- WHAT TO DO: Repeat each entry exactly and drop the pictures.

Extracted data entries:

%%

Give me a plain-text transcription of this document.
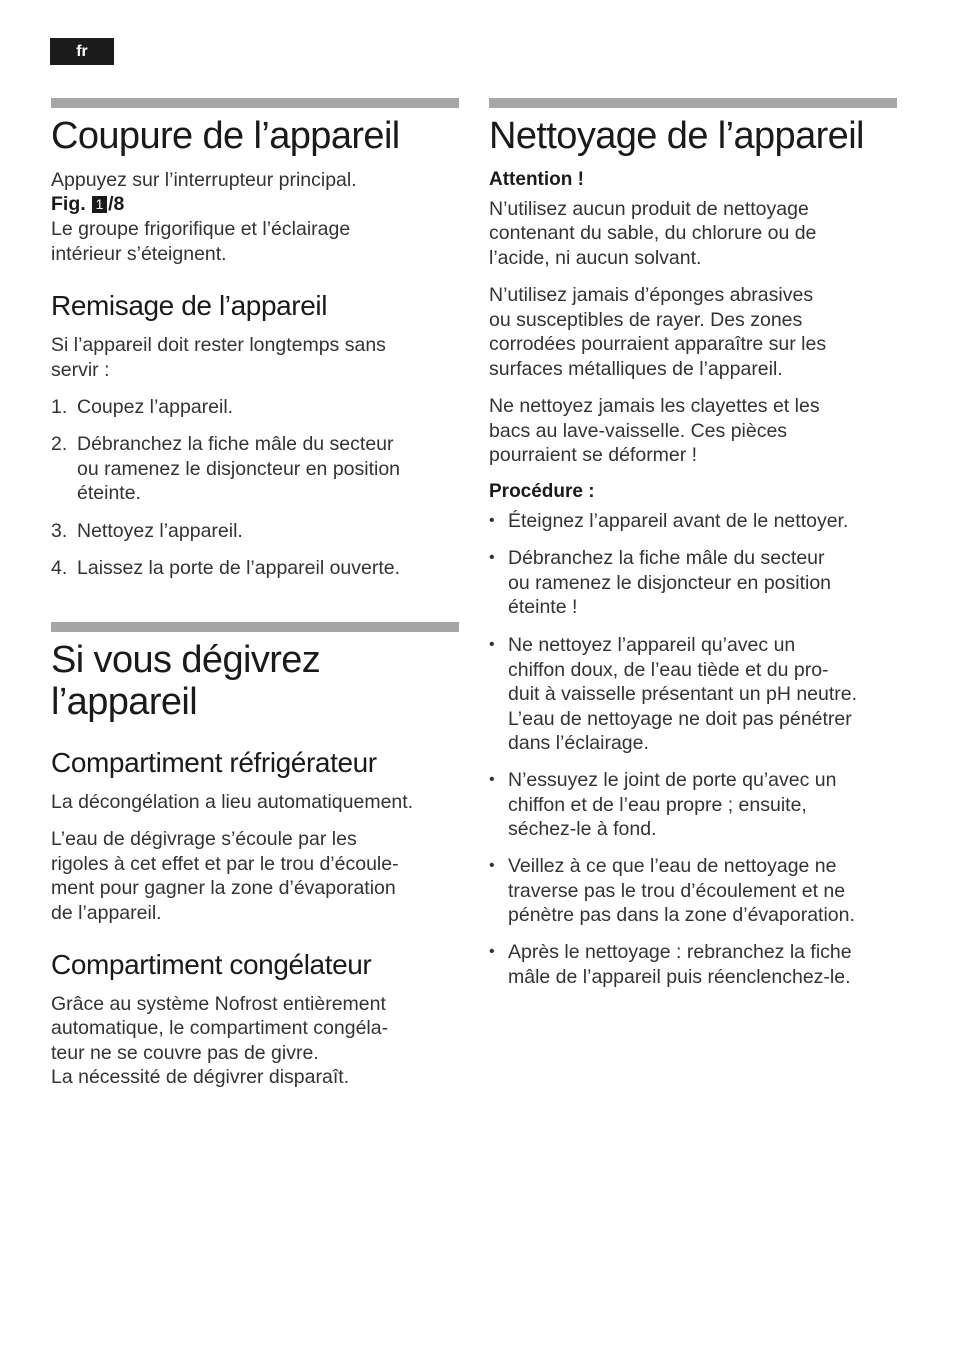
fr
Coupure de l’appareil

Appuyez sur l’interrupteur principal.

Fig. 1 /8

Le groupe frigorifique et l’éclairage

intérieur s’éteignent.

Remisage de l’appareil

Si l’appareil doit rester longtemps sans

servir :

1. Coupez l’appareil.
2. Débranchez la fiche mâle du secteur
ou ramenez le disjoncteur en position
éteinte.
3. Nettoyez l’appareil.
4. Laissez la porte de l’appareil ouverte.
Si vous dégivrez
l’appareil
Compartiment réfrigérateur

La décongélation a lieu automatiquement.

L’eau de dégivrage s’écoule par les

rigoles à cet effet et par le trou d’écoule-

ment pour gagner la zone d’évaporation

de l’appareil.

Compartiment congélateur

Grâce au système Nofrost entièrement

automatique, le compartiment congéla-

teur ne se couvre pas de givre.

La nécessité de dégivrer disparaît.

Nettoyage de l’appareil

Attention !

N’utilisez aucun produit de nettoyage

contenant du sable, du chlorure ou de

l’acide, ni aucun solvant.

N’utilisez jamais d’éponges abrasives

ou susceptibles de rayer. Des zones

corrodées pourraient apparaître sur les

surfaces métalliques de l’appareil.

Ne nettoyez jamais les clayettes et les

bacs au lave-vaisselle. Ces pièces

pourraient se déformer !

Procédure :

• Éteignez l’appareil avant de le nettoyer.
• Débranchez la fiche mâle du secteur
ou ramenez le disjoncteur en position
éteinte !
• Ne nettoyez l’appareil qu’avec un
chiffon doux, de l’eau tiède et du pro-
duit à vaisselle présentant un pH neutre.
L’eau de nettoyage ne doit pas pénétrer
dans l’éclairage.
• N’essuyez le joint de porte qu’avec un
chiffon et de l’eau propre ; ensuite,
séchez-le à fond.
• Veillez à ce que l’eau de nettoyage ne
traverse pas le trou d’écoulement et ne
pénètre pas dans la zone d’évaporation.
• Après le nettoyage : rebranchez la fiche
mâle de l’appareil puis réenclenchez-le.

%%

- TASK RESULT:
Give me a plain-text transcription of this document.
fr
Coupure de l’appareil

Appuyez sur l’interrupteur principal.

Fig. 1 /8

Le groupe frigorifique et l’éclairage

intérieur s’éteignent.

Remisage de l’appareil

Si l’appareil doit rester longtemps sans

servir :

1. Coupez l’appareil.
2. Débranchez la fiche mâle du secteur
ou ramenez le disjoncteur en position
éteinte.
3. Nettoyez l’appareil.
4. Laissez la porte de l’appareil ouverte.
Si vous dégivrez
l’appareil
Compartiment réfrigérateur

La décongélation a lieu automatiquement.

L’eau de dégivrage s’écoule par les

rigoles à cet effet et par le trou d’écoule-

ment pour gagner la zone d’évaporation

de l’appareil.

Compartiment congélateur

Grâce au système Nofrost entièrement

automatique, le compartiment congéla-

teur ne se couvre pas de givre.

La nécessité de dégivrer disparaît.

Nettoyage de l’appareil

Attention !

N’utilisez aucun produit de nettoyage

contenant du sable, du chlorure ou de

l’acide, ni aucun solvant.

N’utilisez jamais d’éponges abrasives

ou susceptibles de rayer. Des zones

corrodées pourraient apparaître sur les

surfaces métalliques de l’appareil.

Ne nettoyez jamais les clayettes et les

bacs au lave-vaisselle. Ces pièces

pourraient se déformer !

Procédure :

• Éteignez l’appareil avant de le nettoyer.
• Débranchez la fiche mâle du secteur
ou ramenez le disjoncteur en position
éteinte !
• Ne nettoyez l’appareil qu’avec un
chiffon doux, de l’eau tiède et du pro-
duit à vaisselle présentant un pH neutre.
L’eau de nettoyage ne doit pas pénétrer
dans l’éclairage.
• N’essuyez le joint de porte qu’avec un
chiffon et de l’eau propre ; ensuite,
séchez-le à fond.
• Veillez à ce que l’eau de nettoyage ne
traverse pas le trou d’écoulement et ne
pénètre pas dans la zone d’évaporation.
• Après le nettoyage : rebranchez la fiche
mâle de l’appareil puis réenclenchez-le.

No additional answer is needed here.